### PROVIDED DATA ###

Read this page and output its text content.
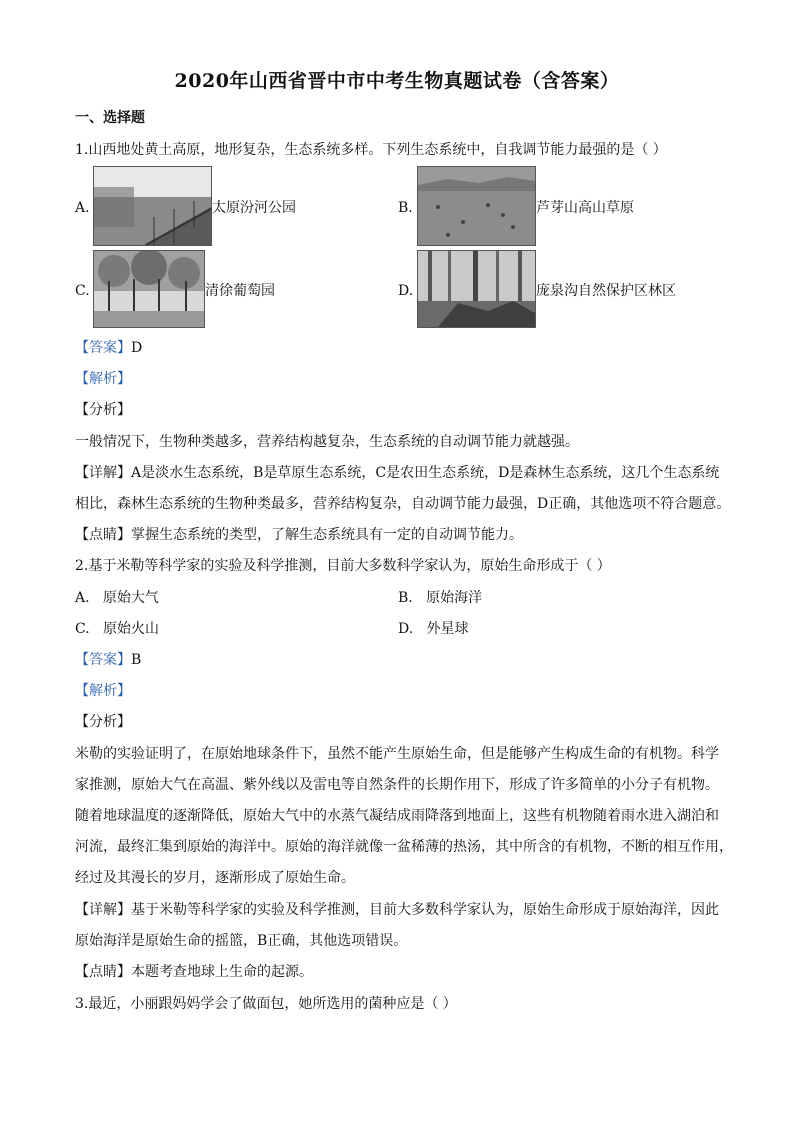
2020年山西省晋中市中考生物真题试卷（含答案）
一、选择题
1.山西地处黄土高原，地形复杂，生态系统多样。下列生态系统中，自我调节能力最强的是（ ）
A.	太原汾河公园	B.	芦芽山高山草原
C.	清徐葡萄园	D.	庞泉沟自然保护区林区
【答案】D
【解析】
【分析】
一般情况下，生物种类越多，营养结构越复杂，生态系统的自动调节能力就越强。
【详解】A是淡水生态系统，B是草原生态系统，C是农田生态系统，D是森林生态系统，这几个生态系统
相比，森林生态系统的生物种类最多，营养结构复杂，自动调节能力最强，D正确，其他选项不符合题意。
【点睛】掌握生态系统的类型，了解生态系统具有一定的自动调节能力。
2.基于米勒等科学家的实验及科学推测，目前大多数科学家认为，原始生命形成于（ ）
A. 原始大气	B. 原始海洋
C. 原始火山	D. 外星球
【答案】B
【解析】
【分析】
米勒的实验证明了，在原始地球条件下，虽然不能产生原始生命，但是能够产生构成生命的有机物。科学
家推测，原始大气在高温、紫外线以及雷电等自然条件的长期作用下，形成了许多简单的小分子有机物。
随着地球温度的逐渐降低，原始大气中的水蒸气凝结成雨降落到地面上，这些有机物随着雨水进入湖泊和
河流，最终汇集到原始的海洋中。原始的海洋就像一盆稀薄的热汤，其中所含的有机物，不断的相互作用，
经过及其漫长的岁月，逐渐形成了原始生命。
【详解】基于米勒等科学家的实验及科学推测，目前大多数科学家认为，原始生命形成于原始海洋，因此
原始海洋是原始生命的摇篮，B正确，其他选项错误。
【点睛】本题考查地球上生命的起源。
3.最近，小丽跟妈妈学会了做面包，她所选用的菌种应是（ ）
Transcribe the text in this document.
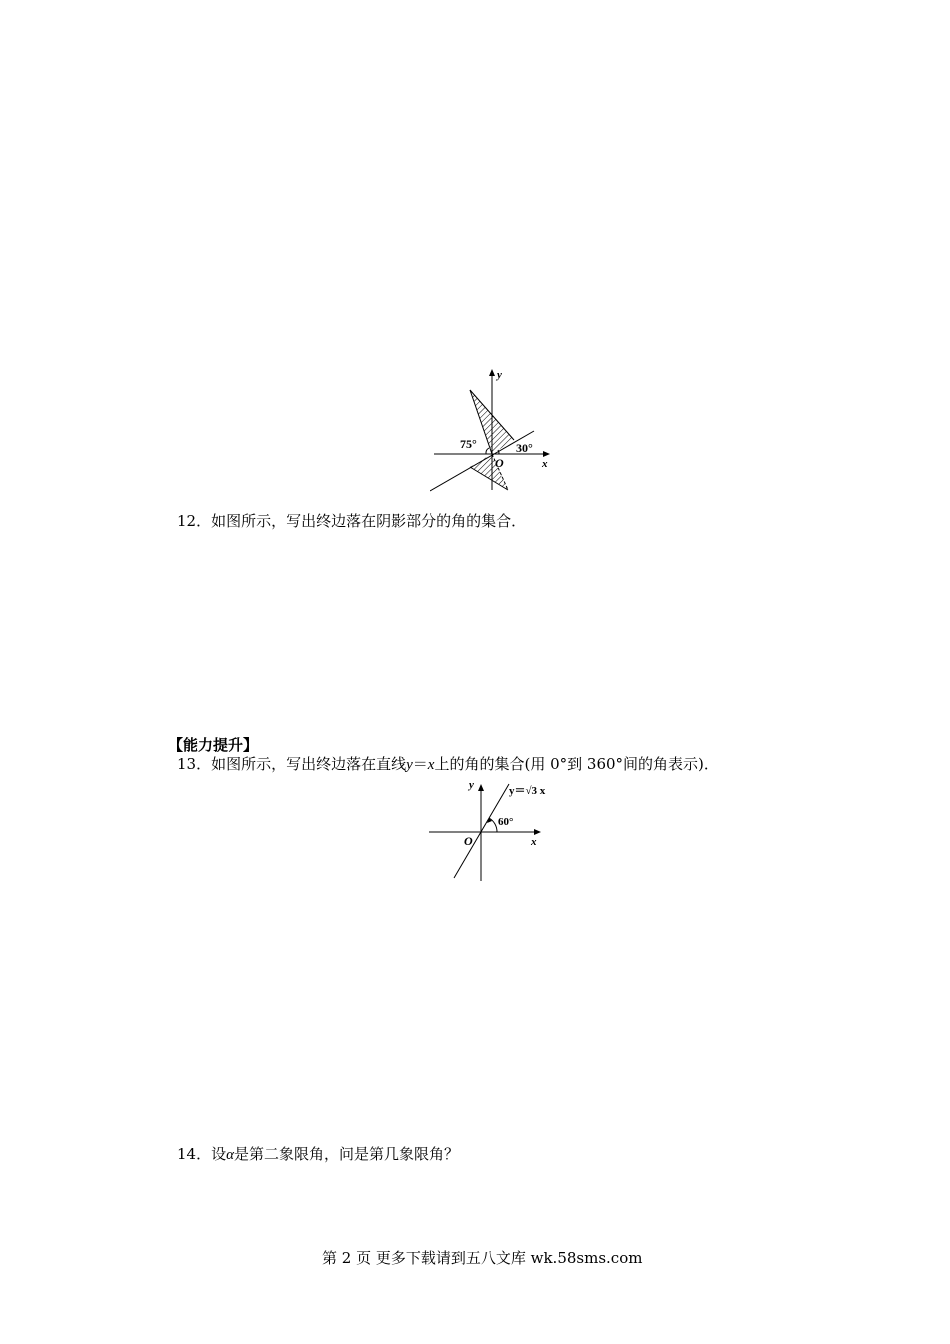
y
x
O
75°	30°
12．如图所示，写出终边落在阴影部分的角的集合．
【能力提升】
13．如图所示，写出终边落在直线y＝x上的角的集合(用 0°到 360°间的角表示)．
y	y＝√3 x
60°
O	x
14．设α是第二象限角，问是第几象限角？
第 2 页 更多下载请到五八文库 wk.58sms.com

###

▶ **TASK DESCRIPTION**
Restate word for word, please, the line containing "Transcribe the text in this document." and all lines after it through the end of the material; the pictures do not belong in the copy.

▶ **SOLUTION TO THE EXERCISE**
Transcribe the text in this document.
y
x
O
75°	30°
12．如图所示，写出终边落在阴影部分的角的集合．
【能力提升】
13．如图所示，写出终边落在直线y＝x上的角的集合(用 0°到 360°间的角表示)．
y	y＝√3 x
60°
O	x
14．设α是第二象限角，问是第几象限角？
第 2 页 更多下载请到五八文库 wk.58sms.com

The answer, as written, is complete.